# Provided data:
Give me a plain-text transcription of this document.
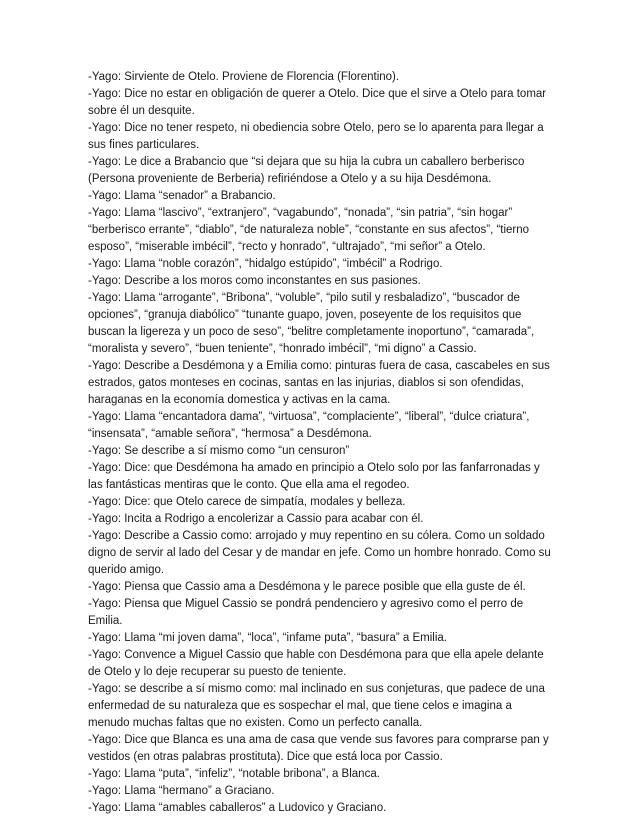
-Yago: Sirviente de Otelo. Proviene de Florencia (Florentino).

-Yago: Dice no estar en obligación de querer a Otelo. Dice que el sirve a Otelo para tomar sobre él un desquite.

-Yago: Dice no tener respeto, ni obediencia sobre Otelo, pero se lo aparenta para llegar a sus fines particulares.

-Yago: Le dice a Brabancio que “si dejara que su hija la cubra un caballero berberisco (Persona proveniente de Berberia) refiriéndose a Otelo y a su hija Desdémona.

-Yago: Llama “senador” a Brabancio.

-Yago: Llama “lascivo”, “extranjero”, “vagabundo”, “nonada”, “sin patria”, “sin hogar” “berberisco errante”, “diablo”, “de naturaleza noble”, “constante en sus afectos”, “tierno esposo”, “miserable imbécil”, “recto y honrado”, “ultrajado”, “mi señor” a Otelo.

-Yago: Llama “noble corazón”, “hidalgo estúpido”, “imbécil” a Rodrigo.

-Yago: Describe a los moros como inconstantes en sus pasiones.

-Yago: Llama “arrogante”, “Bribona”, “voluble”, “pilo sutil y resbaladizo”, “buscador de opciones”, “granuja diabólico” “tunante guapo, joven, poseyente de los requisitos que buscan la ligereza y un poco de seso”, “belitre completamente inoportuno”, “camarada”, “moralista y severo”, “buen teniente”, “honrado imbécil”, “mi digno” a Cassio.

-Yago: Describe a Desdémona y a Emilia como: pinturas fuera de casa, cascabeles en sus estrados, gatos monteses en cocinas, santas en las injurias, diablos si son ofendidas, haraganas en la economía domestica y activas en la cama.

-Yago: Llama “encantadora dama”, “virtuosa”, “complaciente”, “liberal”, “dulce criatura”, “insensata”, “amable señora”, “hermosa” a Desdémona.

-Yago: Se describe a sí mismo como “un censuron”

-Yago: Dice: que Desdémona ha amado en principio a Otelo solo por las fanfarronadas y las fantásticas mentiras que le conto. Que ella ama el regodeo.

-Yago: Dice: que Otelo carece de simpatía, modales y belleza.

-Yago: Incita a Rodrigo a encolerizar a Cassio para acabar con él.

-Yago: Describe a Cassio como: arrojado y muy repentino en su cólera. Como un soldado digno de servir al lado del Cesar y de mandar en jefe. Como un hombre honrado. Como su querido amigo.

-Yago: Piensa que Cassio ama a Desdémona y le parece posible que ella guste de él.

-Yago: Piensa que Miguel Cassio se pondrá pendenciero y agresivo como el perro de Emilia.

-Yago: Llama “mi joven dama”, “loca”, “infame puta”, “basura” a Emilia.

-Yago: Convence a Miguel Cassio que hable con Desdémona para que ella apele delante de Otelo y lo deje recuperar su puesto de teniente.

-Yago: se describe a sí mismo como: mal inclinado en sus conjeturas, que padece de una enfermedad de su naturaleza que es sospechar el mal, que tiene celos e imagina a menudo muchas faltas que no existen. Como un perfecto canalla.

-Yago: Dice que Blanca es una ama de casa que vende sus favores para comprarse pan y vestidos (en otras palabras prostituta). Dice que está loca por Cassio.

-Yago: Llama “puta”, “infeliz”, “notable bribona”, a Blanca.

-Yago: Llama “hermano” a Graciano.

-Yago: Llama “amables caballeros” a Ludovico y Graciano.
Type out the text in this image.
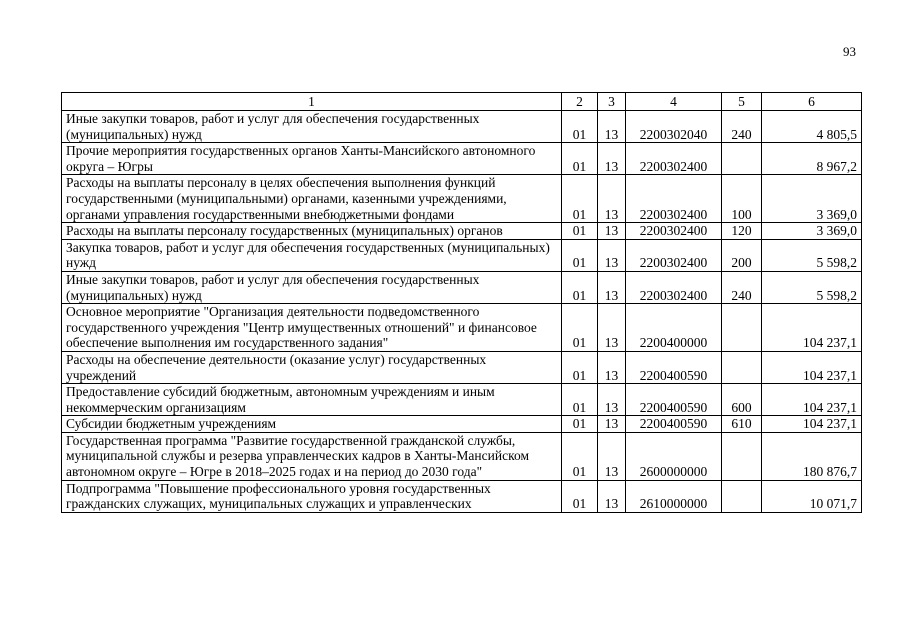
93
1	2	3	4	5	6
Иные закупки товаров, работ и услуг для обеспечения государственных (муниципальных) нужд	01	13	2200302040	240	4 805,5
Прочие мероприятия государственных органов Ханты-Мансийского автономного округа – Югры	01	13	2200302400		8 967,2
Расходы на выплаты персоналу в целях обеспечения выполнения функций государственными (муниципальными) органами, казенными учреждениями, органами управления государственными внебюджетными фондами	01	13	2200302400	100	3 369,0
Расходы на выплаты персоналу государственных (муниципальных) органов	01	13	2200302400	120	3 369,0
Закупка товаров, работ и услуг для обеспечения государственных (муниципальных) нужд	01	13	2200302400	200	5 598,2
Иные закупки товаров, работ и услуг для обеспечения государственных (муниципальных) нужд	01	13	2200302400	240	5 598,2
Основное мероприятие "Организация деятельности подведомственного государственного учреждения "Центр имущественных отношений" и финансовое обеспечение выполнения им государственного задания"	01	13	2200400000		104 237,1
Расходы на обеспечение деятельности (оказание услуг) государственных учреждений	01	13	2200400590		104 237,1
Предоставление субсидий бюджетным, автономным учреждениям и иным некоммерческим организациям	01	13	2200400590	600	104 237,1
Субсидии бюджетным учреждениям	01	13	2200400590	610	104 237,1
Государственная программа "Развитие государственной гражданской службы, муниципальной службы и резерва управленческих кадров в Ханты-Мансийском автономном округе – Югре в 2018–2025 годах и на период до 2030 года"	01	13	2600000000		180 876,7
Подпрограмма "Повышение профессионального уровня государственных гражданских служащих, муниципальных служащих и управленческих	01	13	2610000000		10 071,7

* * *

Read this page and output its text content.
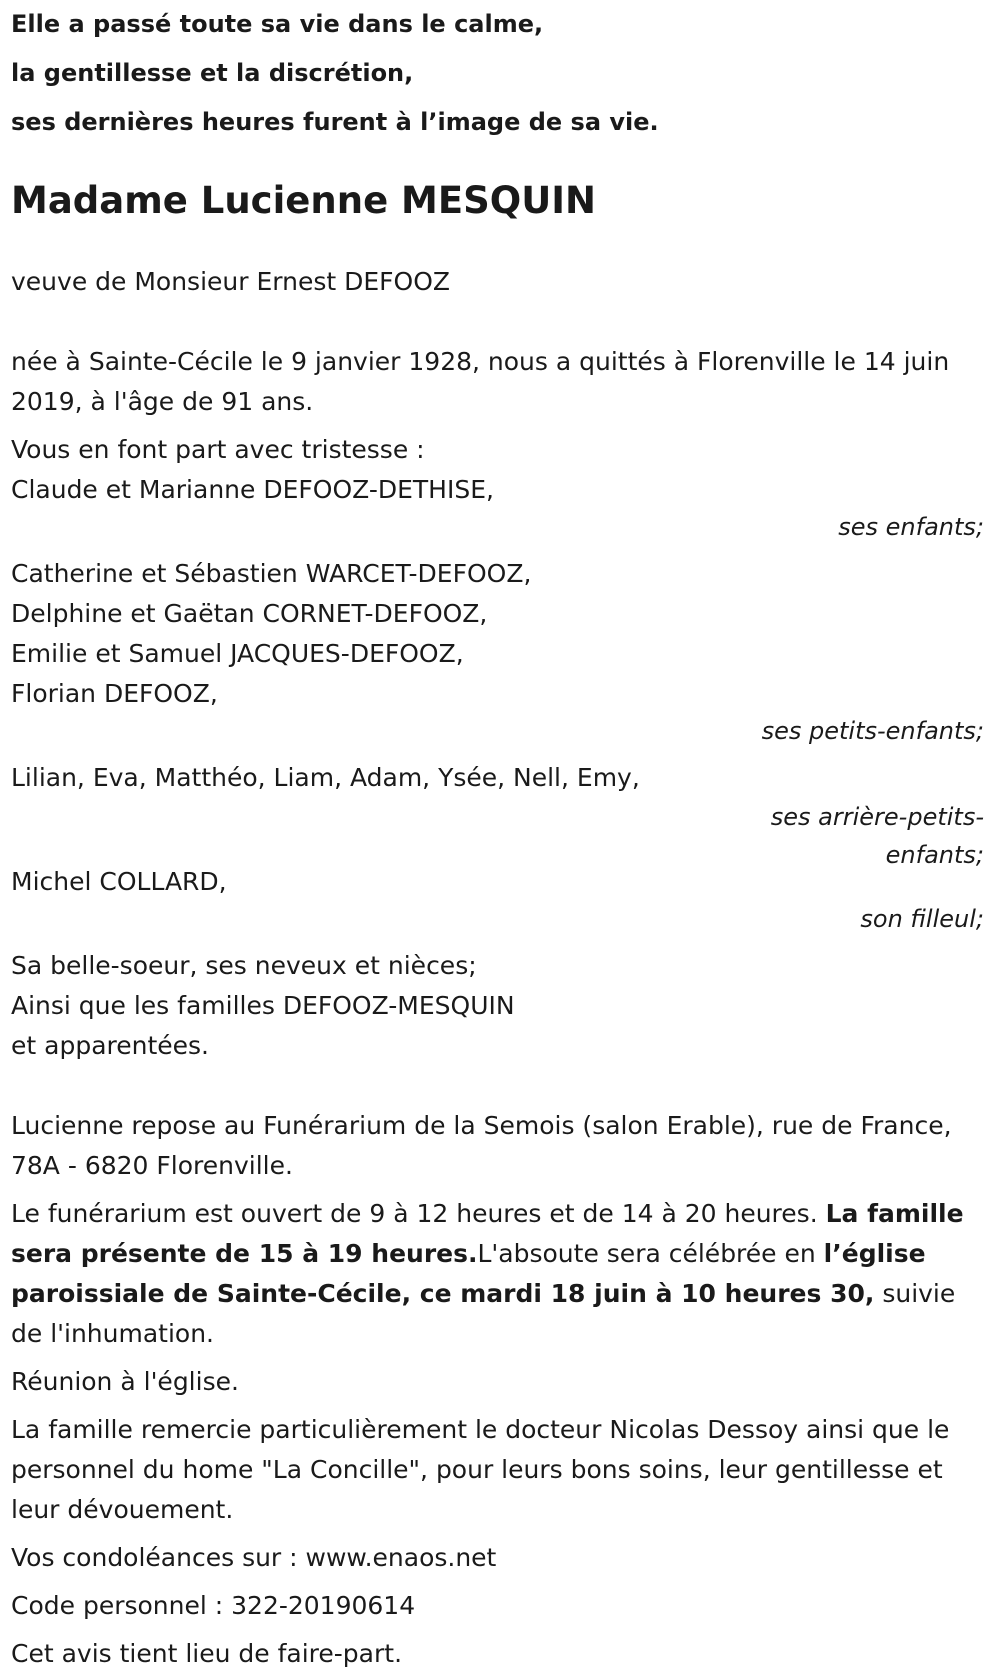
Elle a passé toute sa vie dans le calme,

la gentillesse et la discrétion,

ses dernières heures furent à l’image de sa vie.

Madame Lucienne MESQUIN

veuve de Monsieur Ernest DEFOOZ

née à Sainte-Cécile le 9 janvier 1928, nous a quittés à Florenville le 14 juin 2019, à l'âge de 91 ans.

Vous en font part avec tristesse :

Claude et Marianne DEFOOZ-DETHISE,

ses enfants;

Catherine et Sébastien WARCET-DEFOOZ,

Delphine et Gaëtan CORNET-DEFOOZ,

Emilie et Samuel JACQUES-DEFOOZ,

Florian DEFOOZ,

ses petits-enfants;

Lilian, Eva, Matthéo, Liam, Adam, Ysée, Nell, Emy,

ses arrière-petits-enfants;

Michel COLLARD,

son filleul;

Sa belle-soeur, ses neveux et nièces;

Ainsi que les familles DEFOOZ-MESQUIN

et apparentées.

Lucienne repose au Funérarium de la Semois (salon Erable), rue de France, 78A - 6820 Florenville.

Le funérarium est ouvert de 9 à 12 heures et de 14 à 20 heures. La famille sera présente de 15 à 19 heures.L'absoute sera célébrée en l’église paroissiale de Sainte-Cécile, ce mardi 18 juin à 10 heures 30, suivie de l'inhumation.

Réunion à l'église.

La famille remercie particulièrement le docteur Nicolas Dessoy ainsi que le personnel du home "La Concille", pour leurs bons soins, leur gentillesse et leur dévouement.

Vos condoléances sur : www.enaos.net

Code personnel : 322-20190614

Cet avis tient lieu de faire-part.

# Task to complete:
Extract all lines that hold the word "DEFOOZ".

# Answer in full:
veuve de Monsieur Ernest DEFOOZ
Claude et Marianne DEFOOZ-DETHISE,
Catherine et Sébastien WARCET-DEFOOZ,
Delphine et Gaëtan CORNET-DEFOOZ,
Emilie et Samuel JACQUES-DEFOOZ,
Florian DEFOOZ,
Ainsi que les familles DEFOOZ-MESQUIN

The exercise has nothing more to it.